## start

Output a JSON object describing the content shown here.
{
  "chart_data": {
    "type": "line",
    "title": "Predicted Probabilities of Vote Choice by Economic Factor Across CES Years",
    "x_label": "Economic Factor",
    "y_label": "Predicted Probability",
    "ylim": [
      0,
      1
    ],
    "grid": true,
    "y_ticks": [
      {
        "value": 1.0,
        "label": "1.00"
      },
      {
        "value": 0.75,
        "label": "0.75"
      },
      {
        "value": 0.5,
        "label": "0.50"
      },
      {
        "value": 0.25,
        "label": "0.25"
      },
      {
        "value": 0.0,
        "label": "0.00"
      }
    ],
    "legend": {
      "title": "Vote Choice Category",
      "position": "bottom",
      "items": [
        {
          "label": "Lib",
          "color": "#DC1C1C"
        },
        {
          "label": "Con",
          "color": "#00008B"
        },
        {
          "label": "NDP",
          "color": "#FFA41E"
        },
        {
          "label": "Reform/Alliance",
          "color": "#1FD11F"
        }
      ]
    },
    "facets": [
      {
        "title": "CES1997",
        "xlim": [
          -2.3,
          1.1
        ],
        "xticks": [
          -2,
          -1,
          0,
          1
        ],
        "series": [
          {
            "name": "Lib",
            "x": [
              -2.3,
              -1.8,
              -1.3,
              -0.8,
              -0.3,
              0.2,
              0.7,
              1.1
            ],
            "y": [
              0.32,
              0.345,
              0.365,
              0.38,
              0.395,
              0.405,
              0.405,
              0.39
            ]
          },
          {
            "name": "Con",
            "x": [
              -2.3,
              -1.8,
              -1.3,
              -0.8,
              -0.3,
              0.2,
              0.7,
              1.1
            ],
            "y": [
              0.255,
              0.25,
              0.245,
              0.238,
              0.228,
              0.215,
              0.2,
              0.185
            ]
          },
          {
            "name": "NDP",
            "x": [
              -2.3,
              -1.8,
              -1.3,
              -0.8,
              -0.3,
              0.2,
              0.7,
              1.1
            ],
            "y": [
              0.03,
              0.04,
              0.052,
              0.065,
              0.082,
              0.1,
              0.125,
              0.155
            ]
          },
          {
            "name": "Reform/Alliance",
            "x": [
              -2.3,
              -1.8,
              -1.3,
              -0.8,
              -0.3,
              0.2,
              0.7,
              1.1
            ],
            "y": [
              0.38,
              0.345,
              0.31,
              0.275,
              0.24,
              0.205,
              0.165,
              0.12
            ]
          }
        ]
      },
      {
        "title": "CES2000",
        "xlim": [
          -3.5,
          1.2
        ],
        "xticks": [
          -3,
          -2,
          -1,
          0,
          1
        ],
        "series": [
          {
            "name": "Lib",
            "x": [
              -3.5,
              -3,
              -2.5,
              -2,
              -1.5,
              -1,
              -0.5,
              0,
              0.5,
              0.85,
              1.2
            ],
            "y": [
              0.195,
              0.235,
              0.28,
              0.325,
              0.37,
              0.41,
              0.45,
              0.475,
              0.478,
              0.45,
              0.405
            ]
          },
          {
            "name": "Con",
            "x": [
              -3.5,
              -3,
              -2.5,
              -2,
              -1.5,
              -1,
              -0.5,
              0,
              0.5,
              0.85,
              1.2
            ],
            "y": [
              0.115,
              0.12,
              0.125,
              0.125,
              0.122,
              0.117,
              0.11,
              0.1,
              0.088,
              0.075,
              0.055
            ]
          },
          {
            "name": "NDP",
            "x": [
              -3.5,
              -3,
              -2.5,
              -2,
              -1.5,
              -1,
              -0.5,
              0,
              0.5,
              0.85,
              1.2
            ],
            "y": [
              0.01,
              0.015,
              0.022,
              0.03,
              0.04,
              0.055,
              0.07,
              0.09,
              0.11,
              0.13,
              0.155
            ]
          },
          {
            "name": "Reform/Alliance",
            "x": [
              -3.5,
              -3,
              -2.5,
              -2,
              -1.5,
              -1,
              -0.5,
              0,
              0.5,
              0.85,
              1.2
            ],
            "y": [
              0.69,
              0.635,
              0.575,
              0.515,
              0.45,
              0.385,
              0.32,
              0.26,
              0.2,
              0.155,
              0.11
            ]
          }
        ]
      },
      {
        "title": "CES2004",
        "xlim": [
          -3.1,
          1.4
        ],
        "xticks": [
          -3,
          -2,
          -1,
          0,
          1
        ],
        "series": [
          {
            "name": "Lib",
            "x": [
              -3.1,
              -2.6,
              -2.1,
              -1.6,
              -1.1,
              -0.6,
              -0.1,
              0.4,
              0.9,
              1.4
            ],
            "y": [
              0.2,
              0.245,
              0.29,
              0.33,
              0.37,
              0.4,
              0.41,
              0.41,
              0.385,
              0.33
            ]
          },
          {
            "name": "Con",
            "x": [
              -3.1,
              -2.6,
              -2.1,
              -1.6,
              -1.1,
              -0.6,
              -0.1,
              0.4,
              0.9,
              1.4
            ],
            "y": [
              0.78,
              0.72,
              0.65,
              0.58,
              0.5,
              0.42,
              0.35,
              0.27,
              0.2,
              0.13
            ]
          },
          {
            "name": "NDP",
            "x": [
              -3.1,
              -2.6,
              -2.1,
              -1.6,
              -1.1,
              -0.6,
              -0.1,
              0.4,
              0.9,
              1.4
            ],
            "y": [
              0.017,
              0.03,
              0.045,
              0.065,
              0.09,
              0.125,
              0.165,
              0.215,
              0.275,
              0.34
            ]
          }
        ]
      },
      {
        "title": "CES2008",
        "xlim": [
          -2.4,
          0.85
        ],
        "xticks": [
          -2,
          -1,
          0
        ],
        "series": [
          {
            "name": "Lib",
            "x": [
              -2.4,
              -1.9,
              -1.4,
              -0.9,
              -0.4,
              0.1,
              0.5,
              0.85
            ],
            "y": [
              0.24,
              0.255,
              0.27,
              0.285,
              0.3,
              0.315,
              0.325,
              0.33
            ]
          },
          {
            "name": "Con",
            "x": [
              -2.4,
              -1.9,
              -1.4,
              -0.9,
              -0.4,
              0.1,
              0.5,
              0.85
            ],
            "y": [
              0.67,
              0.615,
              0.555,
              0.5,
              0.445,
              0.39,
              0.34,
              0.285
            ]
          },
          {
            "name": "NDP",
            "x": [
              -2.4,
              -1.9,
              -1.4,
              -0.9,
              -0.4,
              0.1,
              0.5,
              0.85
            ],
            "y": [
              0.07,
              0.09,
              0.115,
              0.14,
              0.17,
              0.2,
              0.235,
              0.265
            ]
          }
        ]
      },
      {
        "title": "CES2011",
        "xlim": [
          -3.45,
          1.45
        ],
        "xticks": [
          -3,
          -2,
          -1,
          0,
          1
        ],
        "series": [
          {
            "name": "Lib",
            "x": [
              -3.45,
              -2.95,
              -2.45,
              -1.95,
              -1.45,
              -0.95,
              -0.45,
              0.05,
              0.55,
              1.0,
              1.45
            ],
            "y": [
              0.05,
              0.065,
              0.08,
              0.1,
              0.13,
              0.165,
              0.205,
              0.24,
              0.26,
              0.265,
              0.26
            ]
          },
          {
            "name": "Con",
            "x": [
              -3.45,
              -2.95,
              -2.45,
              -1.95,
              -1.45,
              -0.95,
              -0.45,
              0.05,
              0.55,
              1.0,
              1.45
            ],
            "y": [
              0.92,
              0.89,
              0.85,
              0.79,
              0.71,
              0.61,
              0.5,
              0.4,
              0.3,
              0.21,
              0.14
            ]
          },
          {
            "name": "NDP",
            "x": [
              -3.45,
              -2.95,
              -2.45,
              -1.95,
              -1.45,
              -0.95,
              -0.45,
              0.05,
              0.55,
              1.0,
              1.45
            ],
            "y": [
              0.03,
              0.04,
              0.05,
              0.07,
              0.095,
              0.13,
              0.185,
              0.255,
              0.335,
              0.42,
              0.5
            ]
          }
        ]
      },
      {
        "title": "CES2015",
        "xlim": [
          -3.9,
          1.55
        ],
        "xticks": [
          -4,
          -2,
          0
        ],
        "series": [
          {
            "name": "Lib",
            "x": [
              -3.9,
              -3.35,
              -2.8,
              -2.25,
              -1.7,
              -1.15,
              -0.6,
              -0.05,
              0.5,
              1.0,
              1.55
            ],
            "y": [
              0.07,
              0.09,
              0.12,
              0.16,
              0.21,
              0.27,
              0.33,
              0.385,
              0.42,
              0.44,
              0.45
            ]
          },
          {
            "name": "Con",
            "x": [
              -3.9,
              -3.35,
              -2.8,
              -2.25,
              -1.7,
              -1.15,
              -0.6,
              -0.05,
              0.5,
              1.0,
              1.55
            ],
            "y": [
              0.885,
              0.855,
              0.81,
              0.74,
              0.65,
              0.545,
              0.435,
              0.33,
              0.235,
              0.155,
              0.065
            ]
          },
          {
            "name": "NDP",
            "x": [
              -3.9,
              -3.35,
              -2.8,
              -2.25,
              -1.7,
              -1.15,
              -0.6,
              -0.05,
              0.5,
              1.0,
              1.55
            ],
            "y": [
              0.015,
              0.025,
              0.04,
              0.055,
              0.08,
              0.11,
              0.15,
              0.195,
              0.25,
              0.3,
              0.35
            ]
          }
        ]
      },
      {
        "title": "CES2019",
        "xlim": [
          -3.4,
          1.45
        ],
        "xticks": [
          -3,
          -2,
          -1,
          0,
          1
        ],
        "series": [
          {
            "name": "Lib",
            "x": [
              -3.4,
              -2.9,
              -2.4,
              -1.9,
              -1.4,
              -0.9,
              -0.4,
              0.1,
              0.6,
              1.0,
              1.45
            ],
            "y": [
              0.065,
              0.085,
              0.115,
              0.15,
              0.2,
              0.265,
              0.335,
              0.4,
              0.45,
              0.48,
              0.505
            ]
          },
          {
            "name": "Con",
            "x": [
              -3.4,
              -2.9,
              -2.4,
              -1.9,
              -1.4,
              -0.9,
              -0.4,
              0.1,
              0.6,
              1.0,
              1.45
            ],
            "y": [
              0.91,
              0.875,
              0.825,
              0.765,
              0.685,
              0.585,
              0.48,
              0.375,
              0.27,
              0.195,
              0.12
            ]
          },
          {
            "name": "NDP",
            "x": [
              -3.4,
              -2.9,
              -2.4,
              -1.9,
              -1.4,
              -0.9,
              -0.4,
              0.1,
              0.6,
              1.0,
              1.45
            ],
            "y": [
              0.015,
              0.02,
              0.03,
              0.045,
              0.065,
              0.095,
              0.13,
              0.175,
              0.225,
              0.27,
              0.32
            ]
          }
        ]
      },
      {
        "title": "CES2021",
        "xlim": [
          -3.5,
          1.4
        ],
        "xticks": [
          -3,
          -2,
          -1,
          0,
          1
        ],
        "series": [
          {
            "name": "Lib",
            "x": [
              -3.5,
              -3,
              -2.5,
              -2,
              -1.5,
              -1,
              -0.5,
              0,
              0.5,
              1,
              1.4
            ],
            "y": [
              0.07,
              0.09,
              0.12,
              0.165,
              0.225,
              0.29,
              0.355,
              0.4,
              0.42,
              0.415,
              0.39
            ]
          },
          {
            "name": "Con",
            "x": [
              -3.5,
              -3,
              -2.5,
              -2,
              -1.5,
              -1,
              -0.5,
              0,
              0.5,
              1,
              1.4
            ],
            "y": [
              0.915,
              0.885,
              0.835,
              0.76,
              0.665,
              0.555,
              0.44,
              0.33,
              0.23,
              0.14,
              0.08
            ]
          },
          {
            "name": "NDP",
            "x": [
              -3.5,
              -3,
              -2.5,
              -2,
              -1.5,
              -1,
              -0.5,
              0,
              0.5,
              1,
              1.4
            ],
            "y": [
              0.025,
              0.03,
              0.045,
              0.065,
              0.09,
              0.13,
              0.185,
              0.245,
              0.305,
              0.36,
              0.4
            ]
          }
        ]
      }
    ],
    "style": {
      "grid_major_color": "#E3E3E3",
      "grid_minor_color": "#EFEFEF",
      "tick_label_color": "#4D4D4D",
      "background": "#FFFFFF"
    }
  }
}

## end

* _DIRECTION_
Count the lines of the data that include the string "Economic", and give only that number.

* _RESULT_
2